# Text segment:

[Python-Dev] marshal (was:Buffer interface in abstract.c? )

Greg Stein gstein@lyra.org
Sat, 14 Aug 1999 01:53:04 -0700


M.-A. Lemburg wrote:
> 
> Greg Stein wrote:
> >
> > On Tue, 10 Aug 1999, Fredrik Lundh wrote:
> > > maybe the unicode class shouldn't implement the
> > > buffer interface at all?  sure looks like the best way
> >
> > It is needed for fp.write(unicodeobj) ...
> >
> > It is also very handy for C functions to deal with Unicode strings.
> 
> Wouldn't a special C API be (even) more convenient ?

Why? Accessing the Unicode values as a series of bytes matches exactly
to the semantics of the buffer interface. Why throw in Yet Another
Function?

Your abstract.c functions make it quite simple.

> > > to avoid trivial mistakes (the current behaviour of
> > > fp.write(unicodeobj) is even more serious than the
> > > marshal glitch...)
> >
> > What's wrong with fp.write(unicodeobj)? It should write the unicode value
> > to the file. Are you suggesting that it will need to be done differently?
> > Icky.
> 
> Would this also write some kind of Unicode encoding header ?
> [Sorry, this is my Unicode ignorance shining through... I only
>  remember lots of talk about these things on the string-sig.]

Absolutely not. Placing the Byte Order Mark (BOM) into an output stream
is an application-level task. It should never by done by any subsystem.

There are no other "encoding headers" that would go into the output
stream. The output would simply be UTF-16 (2-byte values in host byte
order).

> Since fp.write() uses "s#" this would use the getreadbuffer
> slot in 1.5.2... I think what it *should* do is use the
> getcharbuffer slot instead (see my other post), since dumping
> the raw unicode data would loose too much information. Again,

I very much disagree. To me, fp.write() is not about writing characters
to a stream. I think it makes much more sense as "writing bytes to a
stream" and the buffer interface fits that perfectly.

There is no loss of data. You could argue that the byte order is lost,
but I think that is incorrect. The application defines the semantics:
the file might be defined as using host-order, or the application may be
writing a BOM at the head of the file.

> such things should be handled by extra methods, e.g. fp.rawwrite().

I believe this would be a needless complication of the interface.

> Hmm, I guess the philosophy behind the interface is not
> really clear.

I didn't design or implement it initially, but (as you may have guessed)
I am a proponent of its existence.

> Binary data is fetched via getreadbuffer and then
> interpreted as character data... I always thought that the
> getcharbuffer should be used for such an interpretation.

# Exercise objective:
Answer these about the Python-Dev post:
(a) In what form does Greg Stein say the output of fp.write(unicodeobj) would be written?
(b) Whose task does he say placing the Byte Order Mark into an output stream is?
(c) What extra method does M.-A. Lemburg offer as an example for handling such things?
The listing has no connection to the Python-Dev post.

# Provided data:

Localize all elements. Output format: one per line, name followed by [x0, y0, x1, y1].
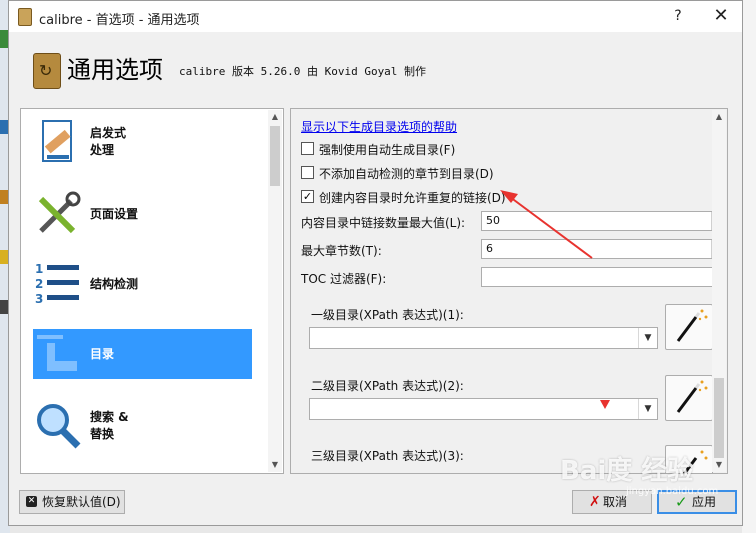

# Expected answer:
(a) UTF-16, as 2-byte values in host byte order.
(b) The application's. It is an application-level task that no subsystem should ever do.
(c) fp.rawwrite().